◆ Rows:
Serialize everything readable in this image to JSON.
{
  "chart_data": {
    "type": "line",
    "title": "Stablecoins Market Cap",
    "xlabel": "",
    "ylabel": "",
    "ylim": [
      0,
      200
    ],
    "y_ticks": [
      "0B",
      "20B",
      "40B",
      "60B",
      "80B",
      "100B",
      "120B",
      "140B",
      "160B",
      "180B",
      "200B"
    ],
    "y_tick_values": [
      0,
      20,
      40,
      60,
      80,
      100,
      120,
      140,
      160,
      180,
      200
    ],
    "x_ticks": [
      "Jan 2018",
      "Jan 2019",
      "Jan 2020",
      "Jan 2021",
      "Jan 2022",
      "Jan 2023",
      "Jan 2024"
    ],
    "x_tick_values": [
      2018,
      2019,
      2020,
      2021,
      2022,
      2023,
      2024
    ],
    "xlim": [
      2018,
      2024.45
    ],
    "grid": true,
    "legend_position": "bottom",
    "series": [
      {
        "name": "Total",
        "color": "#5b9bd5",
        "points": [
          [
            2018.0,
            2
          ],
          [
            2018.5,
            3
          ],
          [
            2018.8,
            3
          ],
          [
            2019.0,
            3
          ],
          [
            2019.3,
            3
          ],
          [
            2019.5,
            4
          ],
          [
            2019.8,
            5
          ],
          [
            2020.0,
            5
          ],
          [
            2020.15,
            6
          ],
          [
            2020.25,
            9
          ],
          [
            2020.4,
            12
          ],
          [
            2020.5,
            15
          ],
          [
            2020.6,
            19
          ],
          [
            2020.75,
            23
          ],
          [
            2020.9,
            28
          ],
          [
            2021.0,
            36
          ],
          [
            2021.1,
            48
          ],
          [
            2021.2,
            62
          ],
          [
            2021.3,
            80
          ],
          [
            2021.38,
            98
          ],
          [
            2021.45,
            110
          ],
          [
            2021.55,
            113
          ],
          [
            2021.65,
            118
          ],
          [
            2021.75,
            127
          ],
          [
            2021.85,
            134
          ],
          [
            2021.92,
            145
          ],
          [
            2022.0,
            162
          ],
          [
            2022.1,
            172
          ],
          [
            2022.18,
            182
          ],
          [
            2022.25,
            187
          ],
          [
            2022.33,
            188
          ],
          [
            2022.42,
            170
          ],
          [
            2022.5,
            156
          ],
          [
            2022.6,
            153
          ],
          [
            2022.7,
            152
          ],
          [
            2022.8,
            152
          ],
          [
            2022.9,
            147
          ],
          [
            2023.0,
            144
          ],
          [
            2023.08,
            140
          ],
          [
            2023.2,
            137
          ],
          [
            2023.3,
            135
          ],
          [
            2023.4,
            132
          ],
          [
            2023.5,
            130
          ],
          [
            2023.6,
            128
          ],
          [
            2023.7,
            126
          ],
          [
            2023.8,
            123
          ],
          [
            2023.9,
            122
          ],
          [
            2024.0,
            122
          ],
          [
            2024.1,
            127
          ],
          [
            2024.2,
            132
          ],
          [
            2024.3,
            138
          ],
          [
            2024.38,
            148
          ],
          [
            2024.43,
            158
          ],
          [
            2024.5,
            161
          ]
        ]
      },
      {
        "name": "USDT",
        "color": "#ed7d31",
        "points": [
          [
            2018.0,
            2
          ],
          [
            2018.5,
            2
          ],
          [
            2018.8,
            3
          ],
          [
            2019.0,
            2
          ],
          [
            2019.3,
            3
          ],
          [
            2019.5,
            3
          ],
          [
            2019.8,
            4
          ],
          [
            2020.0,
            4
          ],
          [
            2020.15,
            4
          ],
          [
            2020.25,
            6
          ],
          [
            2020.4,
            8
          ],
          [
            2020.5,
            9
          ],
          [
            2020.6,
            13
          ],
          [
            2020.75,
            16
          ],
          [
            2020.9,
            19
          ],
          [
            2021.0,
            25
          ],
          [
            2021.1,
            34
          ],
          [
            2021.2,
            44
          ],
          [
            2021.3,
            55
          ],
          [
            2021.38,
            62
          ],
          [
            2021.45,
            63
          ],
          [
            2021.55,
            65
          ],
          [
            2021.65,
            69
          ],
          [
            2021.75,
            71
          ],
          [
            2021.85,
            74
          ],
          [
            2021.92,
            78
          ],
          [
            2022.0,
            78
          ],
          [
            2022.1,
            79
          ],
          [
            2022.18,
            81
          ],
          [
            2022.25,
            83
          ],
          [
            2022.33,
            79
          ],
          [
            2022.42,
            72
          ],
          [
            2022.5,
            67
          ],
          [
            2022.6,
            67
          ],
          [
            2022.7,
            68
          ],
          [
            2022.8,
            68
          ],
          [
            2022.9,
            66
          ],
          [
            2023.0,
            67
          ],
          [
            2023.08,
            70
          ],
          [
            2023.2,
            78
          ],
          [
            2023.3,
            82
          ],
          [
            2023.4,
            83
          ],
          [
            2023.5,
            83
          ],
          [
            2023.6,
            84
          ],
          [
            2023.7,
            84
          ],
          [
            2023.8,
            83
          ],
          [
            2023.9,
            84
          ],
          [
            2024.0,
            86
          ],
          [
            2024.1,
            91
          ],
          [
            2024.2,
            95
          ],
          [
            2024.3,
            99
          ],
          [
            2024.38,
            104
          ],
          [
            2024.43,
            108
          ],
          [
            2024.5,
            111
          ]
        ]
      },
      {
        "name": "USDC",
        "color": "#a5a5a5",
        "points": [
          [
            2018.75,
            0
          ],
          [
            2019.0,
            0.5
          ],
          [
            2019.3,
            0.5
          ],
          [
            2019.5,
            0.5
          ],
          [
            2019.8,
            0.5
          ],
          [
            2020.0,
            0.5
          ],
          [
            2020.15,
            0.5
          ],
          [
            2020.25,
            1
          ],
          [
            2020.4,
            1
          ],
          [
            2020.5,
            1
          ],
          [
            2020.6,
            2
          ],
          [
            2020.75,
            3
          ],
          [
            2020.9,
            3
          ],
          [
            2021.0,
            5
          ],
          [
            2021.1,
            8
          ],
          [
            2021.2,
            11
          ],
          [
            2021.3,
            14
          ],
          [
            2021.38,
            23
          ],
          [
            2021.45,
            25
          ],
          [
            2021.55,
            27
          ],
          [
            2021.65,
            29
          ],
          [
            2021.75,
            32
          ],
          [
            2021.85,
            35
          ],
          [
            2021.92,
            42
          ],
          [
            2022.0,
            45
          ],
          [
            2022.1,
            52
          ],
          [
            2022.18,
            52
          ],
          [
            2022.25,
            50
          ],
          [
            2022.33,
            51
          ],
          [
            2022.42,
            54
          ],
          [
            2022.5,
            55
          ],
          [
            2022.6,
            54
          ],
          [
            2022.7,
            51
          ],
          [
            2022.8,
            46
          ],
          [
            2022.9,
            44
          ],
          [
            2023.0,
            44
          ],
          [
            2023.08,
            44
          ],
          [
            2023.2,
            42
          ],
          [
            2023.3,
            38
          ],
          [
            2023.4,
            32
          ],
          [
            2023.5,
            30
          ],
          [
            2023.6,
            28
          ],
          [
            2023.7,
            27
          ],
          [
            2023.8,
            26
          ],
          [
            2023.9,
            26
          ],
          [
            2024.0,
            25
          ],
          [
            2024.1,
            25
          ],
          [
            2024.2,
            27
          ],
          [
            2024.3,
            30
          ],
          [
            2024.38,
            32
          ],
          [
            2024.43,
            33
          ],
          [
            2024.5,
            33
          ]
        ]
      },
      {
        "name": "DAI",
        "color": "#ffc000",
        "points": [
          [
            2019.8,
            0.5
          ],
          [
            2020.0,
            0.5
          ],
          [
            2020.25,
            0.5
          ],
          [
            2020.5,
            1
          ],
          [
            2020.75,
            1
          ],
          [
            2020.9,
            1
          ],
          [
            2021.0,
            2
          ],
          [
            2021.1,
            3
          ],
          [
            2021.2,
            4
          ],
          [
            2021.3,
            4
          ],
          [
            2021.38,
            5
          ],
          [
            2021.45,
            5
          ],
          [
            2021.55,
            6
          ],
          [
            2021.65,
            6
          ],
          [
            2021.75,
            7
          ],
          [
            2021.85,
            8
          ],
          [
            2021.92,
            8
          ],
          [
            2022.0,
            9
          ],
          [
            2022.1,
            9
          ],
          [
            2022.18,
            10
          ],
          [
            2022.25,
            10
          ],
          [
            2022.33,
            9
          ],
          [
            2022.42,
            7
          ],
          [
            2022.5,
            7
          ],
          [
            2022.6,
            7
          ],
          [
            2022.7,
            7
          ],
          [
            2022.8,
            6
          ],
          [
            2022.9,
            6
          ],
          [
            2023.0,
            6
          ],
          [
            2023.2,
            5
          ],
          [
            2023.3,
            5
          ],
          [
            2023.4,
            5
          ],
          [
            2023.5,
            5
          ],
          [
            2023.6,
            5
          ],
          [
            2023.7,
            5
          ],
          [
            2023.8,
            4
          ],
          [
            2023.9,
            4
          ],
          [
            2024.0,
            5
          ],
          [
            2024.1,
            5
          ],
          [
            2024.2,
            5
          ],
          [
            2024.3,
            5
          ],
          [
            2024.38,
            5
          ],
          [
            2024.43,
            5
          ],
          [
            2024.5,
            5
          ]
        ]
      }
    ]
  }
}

◆ Given problem: Return every line in the listing that contains the word "name".

◆ Response to this exercise:
        "name": "Total",
        "name": "USDT",
        "name": "USDC",
        "name": "DAI",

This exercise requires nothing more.